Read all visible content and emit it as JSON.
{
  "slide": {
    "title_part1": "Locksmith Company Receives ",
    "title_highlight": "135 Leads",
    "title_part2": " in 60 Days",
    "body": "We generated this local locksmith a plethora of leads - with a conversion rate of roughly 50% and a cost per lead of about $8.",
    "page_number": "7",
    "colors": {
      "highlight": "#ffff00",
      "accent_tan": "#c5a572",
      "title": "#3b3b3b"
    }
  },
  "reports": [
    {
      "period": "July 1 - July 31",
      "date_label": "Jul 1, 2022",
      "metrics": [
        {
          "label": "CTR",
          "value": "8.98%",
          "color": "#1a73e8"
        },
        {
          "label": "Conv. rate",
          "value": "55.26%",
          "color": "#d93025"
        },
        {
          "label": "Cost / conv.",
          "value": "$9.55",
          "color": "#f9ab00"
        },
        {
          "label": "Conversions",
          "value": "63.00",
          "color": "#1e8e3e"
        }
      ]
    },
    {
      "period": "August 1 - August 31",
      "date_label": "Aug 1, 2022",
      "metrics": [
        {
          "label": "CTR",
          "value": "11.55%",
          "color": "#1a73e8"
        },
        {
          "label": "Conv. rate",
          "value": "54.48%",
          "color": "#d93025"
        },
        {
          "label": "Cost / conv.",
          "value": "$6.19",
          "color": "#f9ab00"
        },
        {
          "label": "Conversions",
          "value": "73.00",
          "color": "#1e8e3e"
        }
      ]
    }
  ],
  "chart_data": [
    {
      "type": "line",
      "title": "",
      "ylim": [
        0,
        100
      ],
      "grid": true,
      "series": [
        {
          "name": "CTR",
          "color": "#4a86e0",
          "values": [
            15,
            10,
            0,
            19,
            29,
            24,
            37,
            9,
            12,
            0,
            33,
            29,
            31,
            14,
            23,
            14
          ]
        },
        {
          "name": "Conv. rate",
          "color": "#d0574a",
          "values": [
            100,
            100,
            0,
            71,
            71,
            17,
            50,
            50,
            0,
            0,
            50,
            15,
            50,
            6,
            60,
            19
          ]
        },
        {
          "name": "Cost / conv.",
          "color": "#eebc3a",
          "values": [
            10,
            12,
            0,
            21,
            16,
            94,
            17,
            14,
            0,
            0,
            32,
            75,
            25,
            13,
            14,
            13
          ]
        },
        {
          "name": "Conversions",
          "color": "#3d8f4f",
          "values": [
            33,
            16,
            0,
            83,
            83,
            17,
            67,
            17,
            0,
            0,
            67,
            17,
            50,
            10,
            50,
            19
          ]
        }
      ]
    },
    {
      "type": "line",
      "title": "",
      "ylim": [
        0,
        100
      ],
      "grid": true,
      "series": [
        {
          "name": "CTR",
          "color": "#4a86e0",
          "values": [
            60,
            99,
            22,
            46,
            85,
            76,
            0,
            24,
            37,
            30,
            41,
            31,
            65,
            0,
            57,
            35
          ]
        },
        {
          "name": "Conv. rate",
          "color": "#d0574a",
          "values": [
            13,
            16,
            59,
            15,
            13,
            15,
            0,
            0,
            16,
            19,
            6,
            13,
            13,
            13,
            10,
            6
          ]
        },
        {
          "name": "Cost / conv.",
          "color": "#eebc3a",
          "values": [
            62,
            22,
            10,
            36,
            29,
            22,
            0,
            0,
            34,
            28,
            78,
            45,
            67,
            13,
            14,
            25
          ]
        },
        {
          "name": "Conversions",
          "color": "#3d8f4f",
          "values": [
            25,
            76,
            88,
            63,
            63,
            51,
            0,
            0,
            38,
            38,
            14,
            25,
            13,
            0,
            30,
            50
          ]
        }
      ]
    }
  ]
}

Written problem
Quote the data above in full, changing nothing.

Worked solution
Read all visible content and emit it as JSON.
{
  "slide": {
    "title_part1": "Locksmith Company Receives ",
    "title_highlight": "135 Leads",
    "title_part2": " in 60 Days",
    "body": "We generated this local locksmith a plethora of leads - with a conversion rate of roughly 50% and a cost per lead of about $8.",
    "page_number": "7",
    "colors": {
      "highlight": "#ffff00",
      "accent_tan": "#c5a572",
      "title": "#3b3b3b"
    }
  },
  "reports": [
    {
      "period": "July 1 - July 31",
      "date_label": "Jul 1, 2022",
      "metrics": [
        {
          "label": "CTR",
          "value": "8.98%",
          "color": "#1a73e8"
        },
        {
          "label": "Conv. rate",
          "value": "55.26%",
          "color": "#d93025"
        },
        {
          "label": "Cost / conv.",
          "value": "$9.55",
          "color": "#f9ab00"
        },
        {
          "label": "Conversions",
          "value": "63.00",
          "color": "#1e8e3e"
        }
      ]
    },
    {
      "period": "August 1 - August 31",
      "date_label": "Aug 1, 2022",
      "metrics": [
        {
          "label": "CTR",
          "value": "11.55%",
          "color": "#1a73e8"
        },
        {
          "label": "Conv. rate",
          "value": "54.48%",
          "color": "#d93025"
        },
        {
          "label": "Cost / conv.",
          "value": "$6.19",
          "color": "#f9ab00"
        },
        {
          "label": "Conversions",
          "value": "73.00",
          "color": "#1e8e3e"
        }
      ]
    }
  ],
  "chart_data": [
    {
      "type": "line",
      "title": "",
      "ylim": [
        0,
        100
      ],
      "grid": true,
      "series": [
        {
          "name": "CTR",
          "color": "#4a86e0",
          "values": [
            15,
            10,
            0,
            19,
            29,
            24,
            37,
            9,
            12,
            0,
            33,
            29,
            31,
            14,
            23,
            14
          ]
        },
        {
          "name": "Conv. rate",
          "color": "#d0574a",
          "values": [
            100,
            100,
            0,
            71,
            71,
            17,
            50,
            50,
            0,
            0,
            50,
            15,
            50,
            6,
            60,
            19
          ]
        },
        {
          "name": "Cost / conv.",
          "color": "#eebc3a",
          "values": [
            10,
            12,
            0,
            21,
            16,
            94,
            17,
            14,
            0,
            0,
            32,
            75,
            25,
            13,
            14,
            13
          ]
        },
        {
          "name": "Conversions",
          "color": "#3d8f4f",
          "values": [
            33,
            16,
            0,
            83,
            83,
            17,
            67,
            17,
            0,
            0,
            67,
            17,
            50,
            10,
            50,
            19
          ]
        }
      ]
    },
    {
      "type": "line",
      "title": "",
      "ylim": [
        0,
        100
      ],
      "grid": true,
      "series": [
        {
          "name": "CTR",
          "color": "#4a86e0",
          "values": [
            60,
            99,
            22,
            46,
            85,
            76,
            0,
            24,
            37,
            30,
            41,
            31,
            65,
            0,
            57,
            35
          ]
        },
        {
          "name": "Conv. rate",
          "color": "#d0574a",
          "values": [
            13,
            16,
            59,
            15,
            13,
            15,
            0,
            0,
            16,
            19,
            6,
            13,
            13,
            13,
            10,
            6
          ]
        },
        {
          "name": "Cost / conv.",
          "color": "#eebc3a",
          "values": [
            62,
            22,
            10,
            36,
            29,
            22,
            0,
            0,
            34,
            28,
            78,
            45,
            67,
            13,
            14,
            25
          ]
        },
        {
          "name": "Conversions",
          "color": "#3d8f4f",
          "values": [
            25,
            76,
            88,
            63,
            63,
            51,
            0,
            0,
            38,
            38,
            14,
            25,
            13,
            0,
            30,
            50
          ]
        }
      ]
    }
  ]
}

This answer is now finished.